WORK ORDER:
Please return every line of the listing. Keep each one exact.

*** Opening EXERCISE MATERIAL ***

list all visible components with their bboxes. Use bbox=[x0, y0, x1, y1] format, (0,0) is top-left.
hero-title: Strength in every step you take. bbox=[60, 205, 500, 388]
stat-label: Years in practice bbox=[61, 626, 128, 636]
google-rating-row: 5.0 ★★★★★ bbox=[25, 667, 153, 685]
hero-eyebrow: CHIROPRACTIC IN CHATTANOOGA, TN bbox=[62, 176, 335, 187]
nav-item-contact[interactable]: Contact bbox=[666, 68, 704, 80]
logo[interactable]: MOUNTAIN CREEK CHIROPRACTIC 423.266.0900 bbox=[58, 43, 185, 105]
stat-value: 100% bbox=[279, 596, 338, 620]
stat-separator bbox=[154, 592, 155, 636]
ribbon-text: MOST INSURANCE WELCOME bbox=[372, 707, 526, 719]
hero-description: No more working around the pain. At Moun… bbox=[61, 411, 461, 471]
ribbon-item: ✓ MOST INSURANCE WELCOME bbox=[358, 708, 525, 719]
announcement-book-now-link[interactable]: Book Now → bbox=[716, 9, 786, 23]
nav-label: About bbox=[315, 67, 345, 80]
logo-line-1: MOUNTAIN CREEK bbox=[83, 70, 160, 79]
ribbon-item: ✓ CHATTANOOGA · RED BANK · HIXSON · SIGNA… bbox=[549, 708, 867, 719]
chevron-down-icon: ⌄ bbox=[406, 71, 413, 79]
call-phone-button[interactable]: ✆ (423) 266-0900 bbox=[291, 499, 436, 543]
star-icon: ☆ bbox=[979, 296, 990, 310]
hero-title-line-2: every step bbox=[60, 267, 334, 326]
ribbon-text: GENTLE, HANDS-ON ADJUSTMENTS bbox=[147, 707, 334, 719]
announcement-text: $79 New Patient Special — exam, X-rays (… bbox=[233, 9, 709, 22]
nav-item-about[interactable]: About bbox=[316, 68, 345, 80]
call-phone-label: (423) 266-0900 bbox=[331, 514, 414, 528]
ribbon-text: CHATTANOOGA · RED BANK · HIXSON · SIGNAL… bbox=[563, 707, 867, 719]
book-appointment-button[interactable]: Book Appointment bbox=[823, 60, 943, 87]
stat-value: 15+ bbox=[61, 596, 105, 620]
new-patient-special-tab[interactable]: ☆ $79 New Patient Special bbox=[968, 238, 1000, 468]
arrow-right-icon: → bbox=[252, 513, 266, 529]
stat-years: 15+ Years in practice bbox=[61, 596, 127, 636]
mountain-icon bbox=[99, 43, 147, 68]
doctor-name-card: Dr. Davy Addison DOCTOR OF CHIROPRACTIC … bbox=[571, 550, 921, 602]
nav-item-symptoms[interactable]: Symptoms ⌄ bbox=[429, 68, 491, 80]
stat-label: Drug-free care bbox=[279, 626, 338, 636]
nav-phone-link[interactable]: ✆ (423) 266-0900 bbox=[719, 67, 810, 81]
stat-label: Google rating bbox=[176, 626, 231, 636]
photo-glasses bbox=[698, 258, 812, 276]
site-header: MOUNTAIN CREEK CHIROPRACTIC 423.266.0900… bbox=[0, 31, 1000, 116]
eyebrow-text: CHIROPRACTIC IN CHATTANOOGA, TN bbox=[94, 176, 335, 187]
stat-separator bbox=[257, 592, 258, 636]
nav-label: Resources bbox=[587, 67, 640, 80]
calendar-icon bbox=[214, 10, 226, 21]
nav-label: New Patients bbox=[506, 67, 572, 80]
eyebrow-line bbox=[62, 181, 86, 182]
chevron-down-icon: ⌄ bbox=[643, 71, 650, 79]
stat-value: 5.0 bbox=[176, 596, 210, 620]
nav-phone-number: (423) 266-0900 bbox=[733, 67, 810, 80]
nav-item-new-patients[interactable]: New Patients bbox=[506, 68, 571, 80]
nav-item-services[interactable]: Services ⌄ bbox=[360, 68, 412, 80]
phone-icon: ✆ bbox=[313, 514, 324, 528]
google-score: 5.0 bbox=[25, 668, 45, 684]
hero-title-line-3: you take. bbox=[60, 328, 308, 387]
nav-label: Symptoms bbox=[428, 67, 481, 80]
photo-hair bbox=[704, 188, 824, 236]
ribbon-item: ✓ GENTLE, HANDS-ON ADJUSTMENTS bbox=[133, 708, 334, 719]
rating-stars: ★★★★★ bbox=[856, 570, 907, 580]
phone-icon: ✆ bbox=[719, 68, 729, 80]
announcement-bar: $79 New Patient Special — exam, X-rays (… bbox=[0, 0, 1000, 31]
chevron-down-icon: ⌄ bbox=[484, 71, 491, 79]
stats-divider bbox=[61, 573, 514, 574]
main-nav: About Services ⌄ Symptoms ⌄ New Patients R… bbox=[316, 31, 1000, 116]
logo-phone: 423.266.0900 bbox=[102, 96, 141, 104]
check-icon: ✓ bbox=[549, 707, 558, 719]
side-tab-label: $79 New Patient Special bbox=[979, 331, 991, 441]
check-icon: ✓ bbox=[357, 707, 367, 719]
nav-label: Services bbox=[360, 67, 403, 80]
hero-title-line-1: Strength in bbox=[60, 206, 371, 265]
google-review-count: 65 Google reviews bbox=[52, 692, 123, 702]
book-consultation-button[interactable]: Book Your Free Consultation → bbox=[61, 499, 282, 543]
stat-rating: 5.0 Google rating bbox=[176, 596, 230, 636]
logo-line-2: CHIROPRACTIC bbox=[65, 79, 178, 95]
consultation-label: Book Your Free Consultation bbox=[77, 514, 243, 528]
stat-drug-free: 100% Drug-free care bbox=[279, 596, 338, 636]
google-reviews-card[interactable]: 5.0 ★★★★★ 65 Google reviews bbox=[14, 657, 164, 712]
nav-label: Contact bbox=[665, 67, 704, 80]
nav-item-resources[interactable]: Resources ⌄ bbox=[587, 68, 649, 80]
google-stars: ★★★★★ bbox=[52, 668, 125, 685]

*** Closing EXERCISE MATERIAL ***

YOUR RESPONSE:
list all visible components with their bboxes. Use bbox=[x0, y0, x1, y1] format, (0,0) is top-left.
hero-title: Strength in every step you take. bbox=[60, 205, 500, 388]
stat-label: Years in practice bbox=[61, 626, 128, 636]
google-rating-row: 5.0 ★★★★★ bbox=[25, 667, 153, 685]
hero-eyebrow: CHIROPRACTIC IN CHATTANOOGA, TN bbox=[62, 176, 335, 187]
nav-item-contact[interactable]: Contact bbox=[666, 68, 704, 80]
logo[interactable]: MOUNTAIN CREEK CHIROPRACTIC 423.266.0900 bbox=[58, 43, 185, 105]
stat-value: 100% bbox=[279, 596, 338, 620]
stat-separator bbox=[154, 592, 155, 636]
ribbon-text: MOST INSURANCE WELCOME bbox=[372, 707, 526, 719]
hero-description: No more working around the pain. At Moun… bbox=[61, 411, 461, 471]
ribbon-item: ✓ MOST INSURANCE WELCOME bbox=[358, 708, 525, 719]
announcement-book-now-link[interactable]: Book Now → bbox=[716, 9, 786, 23]
nav-label: About bbox=[315, 67, 345, 80]
logo-line-1: MOUNTAIN CREEK bbox=[83, 70, 160, 79]
ribbon-item: ✓ CHATTANOOGA · RED BANK · HIXSON · SIGNA… bbox=[549, 708, 867, 719]
chevron-down-icon: ⌄ bbox=[406, 71, 413, 79]
call-phone-button[interactable]: ✆ (423) 266-0900 bbox=[291, 499, 436, 543]
star-icon: ☆ bbox=[979, 296, 990, 310]
hero-title-line-2: every step bbox=[60, 267, 334, 326]
ribbon-text: GENTLE, HANDS-ON ADJUSTMENTS bbox=[147, 707, 334, 719]
announcement-text: $79 New Patient Special — exam, X-rays (… bbox=[233, 9, 709, 22]
nav-item-about[interactable]: About bbox=[316, 68, 345, 80]
call-phone-label: (423) 266-0900 bbox=[331, 514, 414, 528]
ribbon-text: CHATTANOOGA · RED BANK · HIXSON · SIGNAL… bbox=[563, 707, 867, 719]
book-appointment-button[interactable]: Book Appointment bbox=[823, 60, 943, 87]
stat-value: 15+ bbox=[61, 596, 105, 620]
new-patient-special-tab[interactable]: ☆ $79 New Patient Special bbox=[968, 238, 1000, 468]
arrow-right-icon: → bbox=[252, 513, 266, 529]
stat-years: 15+ Years in practice bbox=[61, 596, 127, 636]
mountain-icon bbox=[99, 43, 147, 68]
doctor-name-card: Dr. Davy Addison DOCTOR OF CHIROPRACTIC … bbox=[571, 550, 921, 602]
nav-item-symptoms[interactable]: Symptoms ⌄ bbox=[429, 68, 491, 80]
stat-label: Drug-free care bbox=[279, 626, 338, 636]
nav-phone-link[interactable]: ✆ (423) 266-0900 bbox=[719, 67, 810, 81]
stat-label: Google rating bbox=[176, 626, 231, 636]
photo-glasses bbox=[698, 258, 812, 276]
site-header: MOUNTAIN CREEK CHIROPRACTIC 423.266.0900… bbox=[0, 31, 1000, 116]
eyebrow-text: CHIROPRACTIC IN CHATTANOOGA, TN bbox=[94, 176, 335, 187]
stat-separator bbox=[257, 592, 258, 636]
nav-label: Resources bbox=[587, 67, 640, 80]
calendar-icon bbox=[214, 10, 226, 21]
nav-label: New Patients bbox=[506, 67, 572, 80]
eyebrow-line bbox=[62, 181, 86, 182]
chevron-down-icon: ⌄ bbox=[643, 71, 650, 79]
stat-value: 5.0 bbox=[176, 596, 210, 620]
nav-phone-number: (423) 266-0900 bbox=[733, 67, 810, 80]
nav-item-new-patients[interactable]: New Patients bbox=[506, 68, 571, 80]
nav-item-services[interactable]: Services ⌄ bbox=[360, 68, 412, 80]
phone-icon: ✆ bbox=[313, 514, 324, 528]
google-score: 5.0 bbox=[25, 668, 45, 684]
hero-title-line-3: you take. bbox=[60, 328, 308, 387]
nav-label: Symptoms bbox=[428, 67, 481, 80]
photo-hair bbox=[704, 188, 824, 236]
ribbon-item: ✓ GENTLE, HANDS-ON ADJUSTMENTS bbox=[133, 708, 334, 719]
rating-stars: ★★★★★ bbox=[856, 570, 907, 580]
phone-icon: ✆ bbox=[719, 68, 729, 80]
announcement-bar: $79 New Patient Special — exam, X-rays (… bbox=[0, 0, 1000, 31]
chevron-down-icon: ⌄ bbox=[484, 71, 491, 79]
stats-divider bbox=[61, 573, 514, 574]
main-nav: About Services ⌄ Symptoms ⌄ New Patients R… bbox=[316, 31, 1000, 116]
logo-phone: 423.266.0900 bbox=[102, 96, 141, 104]
check-icon: ✓ bbox=[549, 707, 558, 719]
side-tab-label: $79 New Patient Special bbox=[979, 331, 991, 441]
check-icon: ✓ bbox=[357, 707, 367, 719]
nav-label: Services bbox=[360, 67, 403, 80]
hero-title-line-1: Strength in bbox=[60, 206, 371, 265]
google-review-count: 65 Google reviews bbox=[52, 692, 123, 702]
book-consultation-button[interactable]: Book Your Free Consultation → bbox=[61, 499, 282, 543]
stat-rating: 5.0 Google rating bbox=[176, 596, 230, 636]
logo-line-2: CHIROPRACTIC bbox=[65, 79, 178, 95]
consultation-label: Book Your Free Consultation bbox=[77, 514, 243, 528]
stat-drug-free: 100% Drug-free care bbox=[279, 596, 338, 636]
google-reviews-card[interactable]: 5.0 ★★★★★ 65 Google reviews bbox=[14, 657, 164, 712]
nav-label: Contact bbox=[665, 67, 704, 80]
nav-item-resources[interactable]: Resources ⌄ bbox=[587, 68, 649, 80]
google-stars: ★★★★★ bbox=[52, 668, 125, 685]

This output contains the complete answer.